>> begin PROVIDED DATA

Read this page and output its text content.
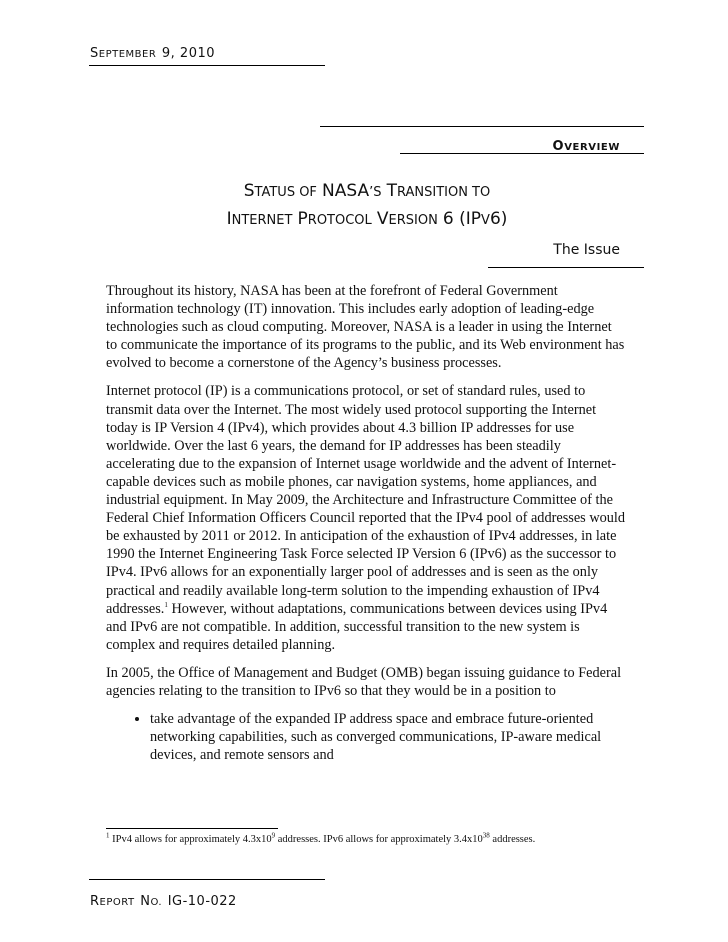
SEPTEMBER 9, 2010
OVERVIEW
STATUS OF NASA’S TRANSITION TO
INTERNET PROTOCOL VERSION 6 (IPV6)
The Issue

Throughout its history, NASA has been at the forefront of Federal Government information technology (IT) innovation. This includes early adoption of leading-edge technologies such as cloud computing. Moreover, NASA is a leader in using the Internet to communicate the importance of its programs to the public, and its Web environment has evolved to become a cornerstone of the Agency’s business processes.

Internet protocol (IP) is a communications protocol, or set of standard rules, used to transmit data over the Internet. The most widely used protocol supporting the Internet today is IP Version 4 (IPv4), which provides about 4.3 billion IP addresses for use worldwide. Over the last 6 years, the demand for IP addresses has been steadily accelerating due to the expansion of Internet usage worldwide and the advent of Internet-capable devices such as mobile phones, car navigation systems, home appliances, and industrial equipment. In May 2009, the Architecture and Infrastructure Committee of the Federal Chief Information Officers Council reported that the IPv4 pool of addresses would be exhausted by 2011 or 2012. In anticipation of the exhaustion of IPv4 addresses, in late 1990 the Internet Engineering Task Force selected IP Version 6 (IPv6) as the successor to IPv4. IPv6 allows for an exponentially larger pool of addresses and is seen as the only practical and readily available long-term solution to the impending exhaustion of IPv4 addresses.$^1$ However, without adaptations, communications between devices using IPv4 and IPv6 are not compatible. In addition, successful transition to the new system is complex and requires detailed planning.

In 2005, the Office of Management and Budget (OMB) began issuing guidance to Federal agencies relating to the transition to IPv6 so that they would be in a position to

• take advantage of the expanded IP address space and embrace future-oriented networking capabilities, such as converged communications, IP-aware medical devices, and remote sensors and
$^1$ IPv4 allows for approximately $4.3x10^9$ addresses. IPv6 allows for approximately $3.4x10^{38}$ addresses.
REPORT NO. IG-10-022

>> end PROVIDED DATA

Reproduce each record above by retyping it exactly; omit all images.

COMPLETE OUTPUT:
Read this page and output its text content.
SEPTEMBER 9, 2010
OVERVIEW
STATUS OF NASA’S TRANSITION TO
INTERNET PROTOCOL VERSION 6 (IPV6)
The Issue

Throughout its history, NASA has been at the forefront of Federal Government information technology (IT) innovation. This includes early adoption of leading-edge technologies such as cloud computing. Moreover, NASA is a leader in using the Internet to communicate the importance of its programs to the public, and its Web environment has evolved to become a cornerstone of the Agency’s business processes.

Internet protocol (IP) is a communications protocol, or set of standard rules, used to transmit data over the Internet. The most widely used protocol supporting the Internet today is IP Version 4 (IPv4), which provides about 4.3 billion IP addresses for use worldwide. Over the last 6 years, the demand for IP addresses has been steadily accelerating due to the expansion of Internet usage worldwide and the advent of Internet-capable devices such as mobile phones, car navigation systems, home appliances, and industrial equipment. In May 2009, the Architecture and Infrastructure Committee of the Federal Chief Information Officers Council reported that the IPv4 pool of addresses would be exhausted by 2011 or 2012. In anticipation of the exhaustion of IPv4 addresses, in late 1990 the Internet Engineering Task Force selected IP Version 6 (IPv6) as the successor to IPv4. IPv6 allows for an exponentially larger pool of addresses and is seen as the only practical and readily available long-term solution to the impending exhaustion of IPv4 addresses.$^1$ However, without adaptations, communications between devices using IPv4 and IPv6 are not compatible. In addition, successful transition to the new system is complex and requires detailed planning.

In 2005, the Office of Management and Budget (OMB) began issuing guidance to Federal agencies relating to the transition to IPv6 so that they would be in a position to

• take advantage of the expanded IP address space and embrace future-oriented networking capabilities, such as converged communications, IP-aware medical devices, and remote sensors and
$^1$ IPv4 allows for approximately $4.3x10^9$ addresses. IPv6 allows for approximately $3.4x10^{38}$ addresses.
REPORT NO. IG-10-022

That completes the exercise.